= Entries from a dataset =
##########
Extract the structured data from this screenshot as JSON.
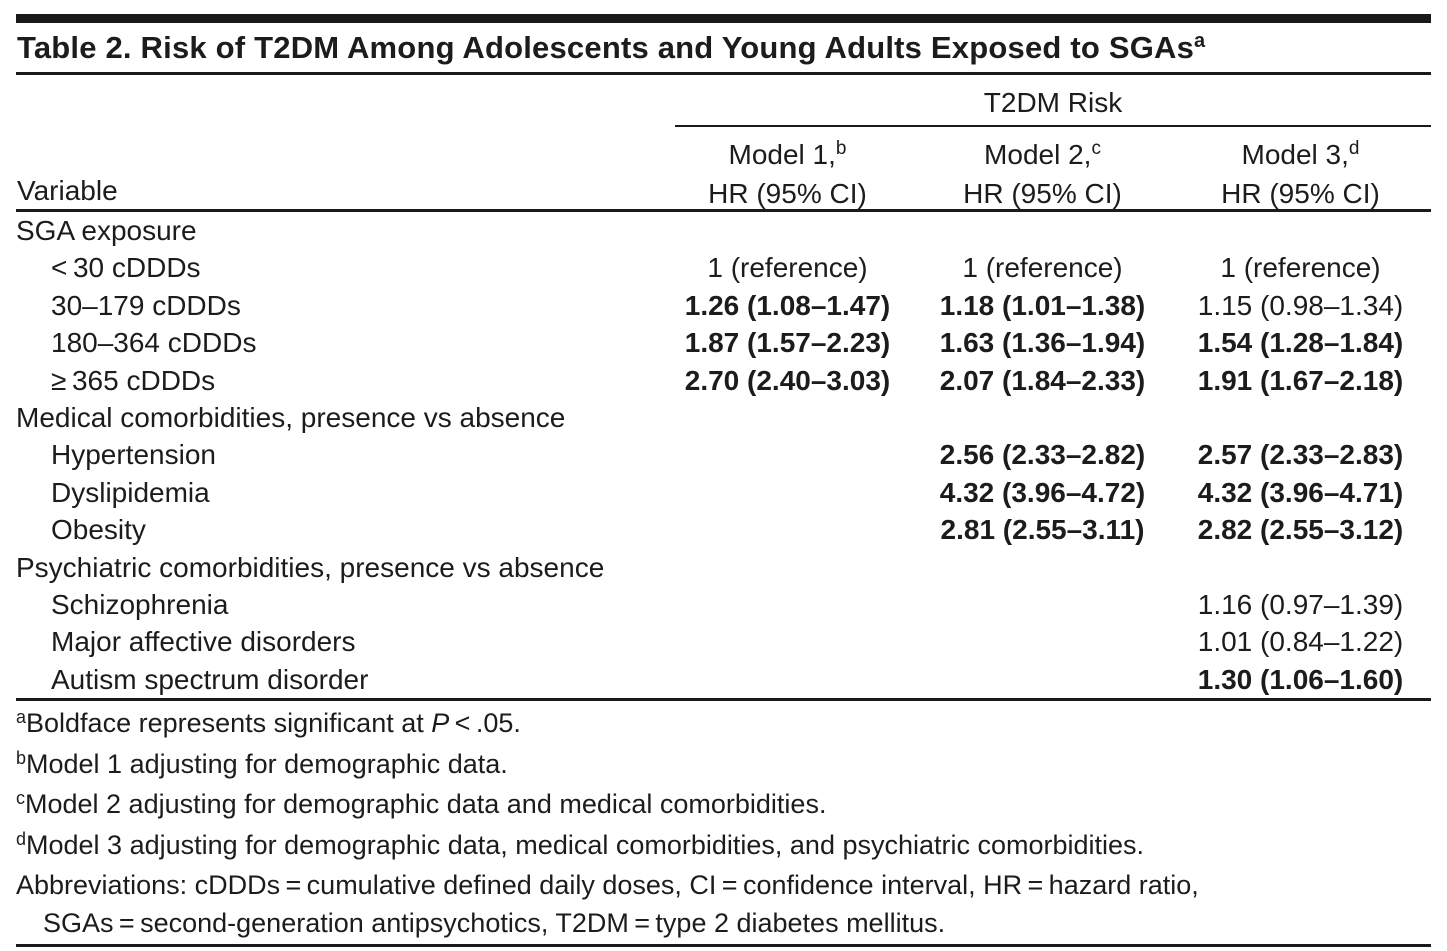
{
  "colors": {
    "ink": "#1c1c1c",
    "rule": "#1a1a1a"
  },
  "title": {
    "text": "Table 2. Risk of T2DM Among Adolescents and Young Adults Exposed to SGAs",
    "sup": "a"
  },
  "header": {
    "group_label": "T2DM Risk",
    "variable_label": "Variable",
    "columns": [
      {
        "label": "Model 1,",
        "sup": "b",
        "sub_label": "HR (95% CI)"
      },
      {
        "label": "Model 2,",
        "sup": "c",
        "sub_label": "HR (95% CI)"
      },
      {
        "label": "Model 3,",
        "sup": "d",
        "sub_label": "HR (95% CI)"
      }
    ]
  },
  "table": {
    "rows": [
      {
        "label": "SGA exposure",
        "indent": false,
        "values": [
          "",
          "",
          ""
        ],
        "bold": [
          false,
          false,
          false
        ]
      },
      {
        "label": "< 30 cDDDs",
        "indent": true,
        "values": [
          "1 (reference)",
          "1 (reference)",
          "1 (reference)"
        ],
        "bold": [
          false,
          false,
          false
        ]
      },
      {
        "label": "30–179 cDDDs",
        "indent": true,
        "values": [
          "1.26 (1.08–1.47)",
          "1.18 (1.01–1.38)",
          "1.15 (0.98–1.34)"
        ],
        "bold": [
          true,
          true,
          false
        ]
      },
      {
        "label": "180–364 cDDDs",
        "indent": true,
        "values": [
          "1.87 (1.57–2.23)",
          "1.63 (1.36–1.94)",
          "1.54 (1.28–1.84)"
        ],
        "bold": [
          true,
          true,
          true
        ]
      },
      {
        "label": "≥ 365 cDDDs",
        "indent": true,
        "values": [
          "2.70 (2.40–3.03)",
          "2.07 (1.84–2.33)",
          "1.91 (1.67–2.18)"
        ],
        "bold": [
          true,
          true,
          true
        ]
      },
      {
        "label": "Medical comorbidities, presence vs absence",
        "indent": false,
        "values": [
          "",
          "",
          ""
        ],
        "bold": [
          false,
          false,
          false
        ]
      },
      {
        "label": "Hypertension",
        "indent": true,
        "values": [
          "",
          "2.56 (2.33–2.82)",
          "2.57 (2.33–2.83)"
        ],
        "bold": [
          false,
          true,
          true
        ]
      },
      {
        "label": "Dyslipidemia",
        "indent": true,
        "values": [
          "",
          "4.32 (3.96–4.72)",
          "4.32 (3.96–4.71)"
        ],
        "bold": [
          false,
          true,
          true
        ]
      },
      {
        "label": "Obesity",
        "indent": true,
        "values": [
          "",
          "2.81 (2.55–3.11)",
          "2.82 (2.55–3.12)"
        ],
        "bold": [
          false,
          true,
          true
        ]
      },
      {
        "label": "Psychiatric comorbidities, presence vs absence",
        "indent": false,
        "values": [
          "",
          "",
          ""
        ],
        "bold": [
          false,
          false,
          false
        ]
      },
      {
        "label": "Schizophrenia",
        "indent": true,
        "values": [
          "",
          "",
          "1.16 (0.97–1.39)"
        ],
        "bold": [
          false,
          false,
          false
        ]
      },
      {
        "label": "Major affective disorders",
        "indent": true,
        "values": [
          "",
          "",
          "1.01 (0.84–1.22)"
        ],
        "bold": [
          false,
          false,
          false
        ]
      },
      {
        "label": "Autism spectrum disorder",
        "indent": true,
        "values": [
          "",
          "",
          "1.30 (1.06–1.60)"
        ],
        "bold": [
          false,
          false,
          true
        ]
      }
    ]
  },
  "footnotes": [
    {
      "sup": "a",
      "pre": "Boldface represents significant at ",
      "italic": "P",
      "post": " < .05."
    },
    {
      "sup": "b",
      "text": "Model 1 adjusting for demographic data."
    },
    {
      "sup": "c",
      "text": "Model 2 adjusting for demographic data and medical comorbidities."
    },
    {
      "sup": "d",
      "text": "Model 3 adjusting for demographic data, medical comorbidities, and psychiatric comorbidities."
    }
  ],
  "abbreviations": {
    "line1": "Abbreviations: cDDDs = cumulative defined daily doses, CI = confidence interval, HR = hazard ratio,",
    "line2": "SGAs = second-generation antipsychotics, T2DM = type 2 diabetes mellitus."
  }
}
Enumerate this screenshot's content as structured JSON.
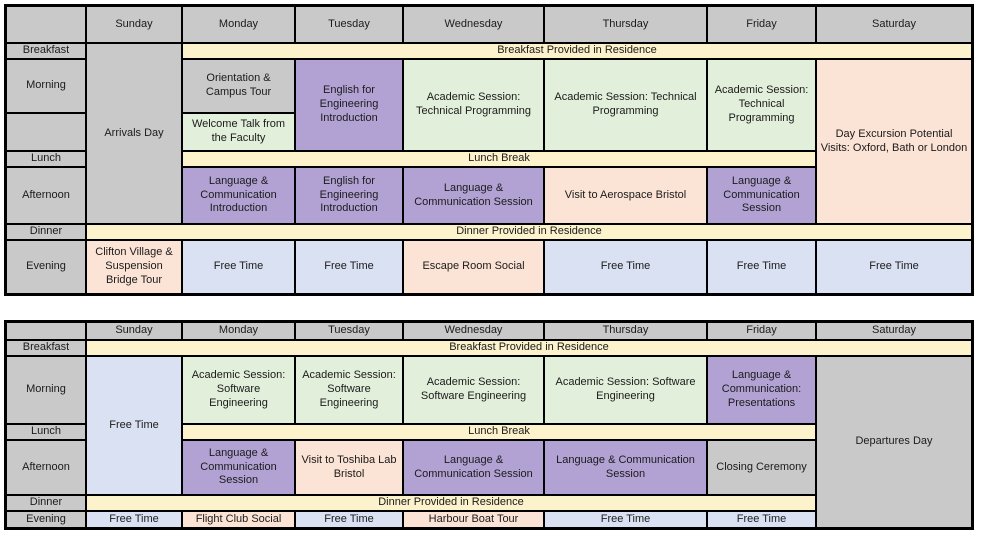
##########
= SET PROBLEM =
Collect each line of the entries that has the word "JSON", copying it in full.

= FULL ANSWER =
Extract the structured data from this screenshot as JSON.
Enumerate this screenshot's content as structured JSON.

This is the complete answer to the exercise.